GIVEN INFORMATION |
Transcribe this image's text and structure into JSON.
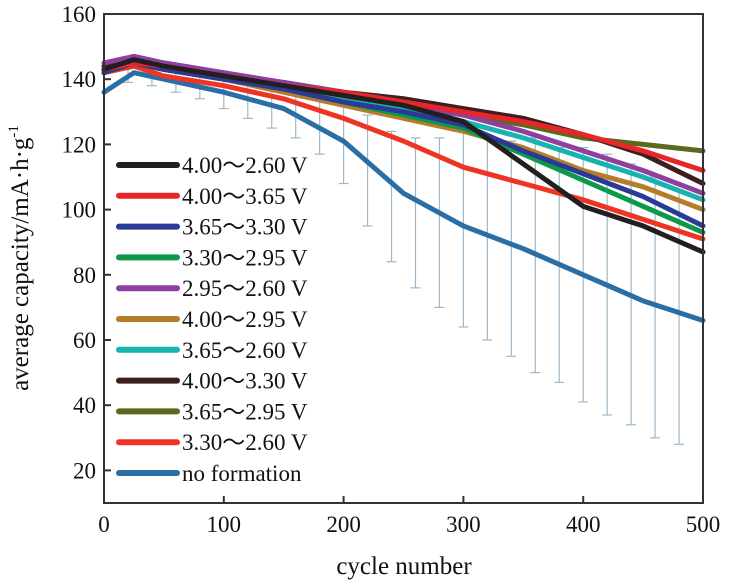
{
  "chart_data": {
    "type": "line",
    "title": "",
    "xlabel": "cycle number",
    "ylabel": "average capacity/mA·h·g",
    "ylabel_superscript": "-1",
    "xlim": [
      0,
      500
    ],
    "ylim": [
      10,
      160
    ],
    "xticks": [
      0,
      100,
      200,
      300,
      400,
      500
    ],
    "yticks": [
      20,
      40,
      60,
      80,
      100,
      120,
      140,
      160
    ],
    "grid": false,
    "legend_position": "bottom-left",
    "x": [
      0,
      25,
      50,
      100,
      150,
      200,
      250,
      300,
      350,
      400,
      450,
      500
    ],
    "series": [
      {
        "name": "4.00～2.60 V",
        "color": "#231f20",
        "values": [
          143,
          146,
          144,
          141,
          138,
          135,
          132,
          127,
          114,
          101,
          95,
          87
        ]
      },
      {
        "name": "4.00～3.65 V",
        "color": "#e8262a",
        "values": [
          143,
          145,
          144,
          141,
          138,
          136,
          133,
          130,
          127,
          123,
          118,
          112
        ]
      },
      {
        "name": "3.65～3.30 V",
        "color": "#2b3a96",
        "values": [
          142,
          145,
          143,
          140,
          137,
          133,
          130,
          126,
          118,
          111,
          104,
          95
        ]
      },
      {
        "name": "3.30～2.95 V",
        "color": "#0c9a4a",
        "values": [
          142,
          145,
          143,
          140,
          137,
          133,
          129,
          125,
          117,
          109,
          101,
          93
        ]
      },
      {
        "name": "2.95～2.60 V",
        "color": "#8e3fa0",
        "values": [
          145,
          147,
          145,
          142,
          139,
          136,
          133,
          129,
          124,
          118,
          112,
          105
        ]
      },
      {
        "name": "4.00～2.95 V",
        "color": "#b57c2a",
        "values": [
          142,
          145,
          143,
          140,
          136,
          132,
          128,
          124,
          119,
          112,
          107,
          100
        ]
      },
      {
        "name": "3.65～2.60 V",
        "color": "#17b3b0",
        "values": [
          143,
          145,
          143,
          140,
          137,
          134,
          131,
          127,
          122,
          116,
          110,
          103
        ]
      },
      {
        "name": "4.00～3.30 V",
        "color": "#3d1f1f",
        "values": [
          144,
          146,
          144,
          141,
          139,
          136,
          134,
          131,
          128,
          123,
          117,
          108
        ]
      },
      {
        "name": "3.65～2.95 V",
        "color": "#5a6b1c",
        "values": [
          143,
          145,
          144,
          141,
          138,
          135,
          132,
          129,
          126,
          122,
          120,
          118
        ]
      },
      {
        "name": "3.30～2.60 V",
        "color": "#ee3524",
        "values": [
          142,
          144,
          141,
          138,
          134,
          128,
          121,
          113,
          108,
          103,
          97,
          91
        ]
      },
      {
        "name": "no formation",
        "color": "#2a6ea6",
        "values": [
          136,
          142,
          140,
          136,
          131,
          121,
          105,
          95,
          88,
          80,
          72,
          66
        ]
      }
    ],
    "error_bars": {
      "series": "no formation",
      "color": "#9fb8c8",
      "x": [
        20,
        40,
        60,
        80,
        100,
        120,
        140,
        160,
        180,
        200,
        220,
        240,
        260,
        280,
        300,
        320,
        340,
        360,
        380,
        400,
        420,
        440,
        460,
        480
      ],
      "value": [
        142,
        141,
        140,
        138,
        136,
        134,
        132,
        130,
        127,
        121,
        112,
        104,
        99,
        96,
        94,
        91,
        88,
        86,
        83,
        80,
        77,
        74,
        70,
        67
      ],
      "error": [
        3,
        3,
        4,
        4,
        5,
        6,
        7,
        8,
        10,
        13,
        17,
        20,
        23,
        26,
        30,
        31,
        33,
        36,
        36,
        39,
        40,
        40,
        40,
        39
      ]
    }
  }
}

TO BE DONE | Repeat the data exactly, dropping every picture it holds.

WRITTEN ANSWER |
Transcribe this image's text and structure into JSON.
{
  "chart_data": {
    "type": "line",
    "title": "",
    "xlabel": "cycle number",
    "ylabel": "average capacity/mA·h·g",
    "ylabel_superscript": "-1",
    "xlim": [
      0,
      500
    ],
    "ylim": [
      10,
      160
    ],
    "xticks": [
      0,
      100,
      200,
      300,
      400,
      500
    ],
    "yticks": [
      20,
      40,
      60,
      80,
      100,
      120,
      140,
      160
    ],
    "grid": false,
    "legend_position": "bottom-left",
    "x": [
      0,
      25,
      50,
      100,
      150,
      200,
      250,
      300,
      350,
      400,
      450,
      500
    ],
    "series": [
      {
        "name": "4.00～2.60 V",
        "color": "#231f20",
        "values": [
          143,
          146,
          144,
          141,
          138,
          135,
          132,
          127,
          114,
          101,
          95,
          87
        ]
      },
      {
        "name": "4.00～3.65 V",
        "color": "#e8262a",
        "values": [
          143,
          145,
          144,
          141,
          138,
          136,
          133,
          130,
          127,
          123,
          118,
          112
        ]
      },
      {
        "name": "3.65～3.30 V",
        "color": "#2b3a96",
        "values": [
          142,
          145,
          143,
          140,
          137,
          133,
          130,
          126,
          118,
          111,
          104,
          95
        ]
      },
      {
        "name": "3.30～2.95 V",
        "color": "#0c9a4a",
        "values": [
          142,
          145,
          143,
          140,
          137,
          133,
          129,
          125,
          117,
          109,
          101,
          93
        ]
      },
      {
        "name": "2.95～2.60 V",
        "color": "#8e3fa0",
        "values": [
          145,
          147,
          145,
          142,
          139,
          136,
          133,
          129,
          124,
          118,
          112,
          105
        ]
      },
      {
        "name": "4.00～2.95 V",
        "color": "#b57c2a",
        "values": [
          142,
          145,
          143,
          140,
          136,
          132,
          128,
          124,
          119,
          112,
          107,
          100
        ]
      },
      {
        "name": "3.65～2.60 V",
        "color": "#17b3b0",
        "values": [
          143,
          145,
          143,
          140,
          137,
          134,
          131,
          127,
          122,
          116,
          110,
          103
        ]
      },
      {
        "name": "4.00～3.30 V",
        "color": "#3d1f1f",
        "values": [
          144,
          146,
          144,
          141,
          139,
          136,
          134,
          131,
          128,
          123,
          117,
          108
        ]
      },
      {
        "name": "3.65～2.95 V",
        "color": "#5a6b1c",
        "values": [
          143,
          145,
          144,
          141,
          138,
          135,
          132,
          129,
          126,
          122,
          120,
          118
        ]
      },
      {
        "name": "3.30～2.60 V",
        "color": "#ee3524",
        "values": [
          142,
          144,
          141,
          138,
          134,
          128,
          121,
          113,
          108,
          103,
          97,
          91
        ]
      },
      {
        "name": "no formation",
        "color": "#2a6ea6",
        "values": [
          136,
          142,
          140,
          136,
          131,
          121,
          105,
          95,
          88,
          80,
          72,
          66
        ]
      }
    ],
    "error_bars": {
      "series": "no formation",
      "color": "#9fb8c8",
      "x": [
        20,
        40,
        60,
        80,
        100,
        120,
        140,
        160,
        180,
        200,
        220,
        240,
        260,
        280,
        300,
        320,
        340,
        360,
        380,
        400,
        420,
        440,
        460,
        480
      ],
      "value": [
        142,
        141,
        140,
        138,
        136,
        134,
        132,
        130,
        127,
        121,
        112,
        104,
        99,
        96,
        94,
        91,
        88,
        86,
        83,
        80,
        77,
        74,
        70,
        67
      ],
      "error": [
        3,
        3,
        4,
        4,
        5,
        6,
        7,
        8,
        10,
        13,
        17,
        20,
        23,
        26,
        30,
        31,
        33,
        36,
        36,
        39,
        40,
        40,
        40,
        39
      ]
    }
  }
}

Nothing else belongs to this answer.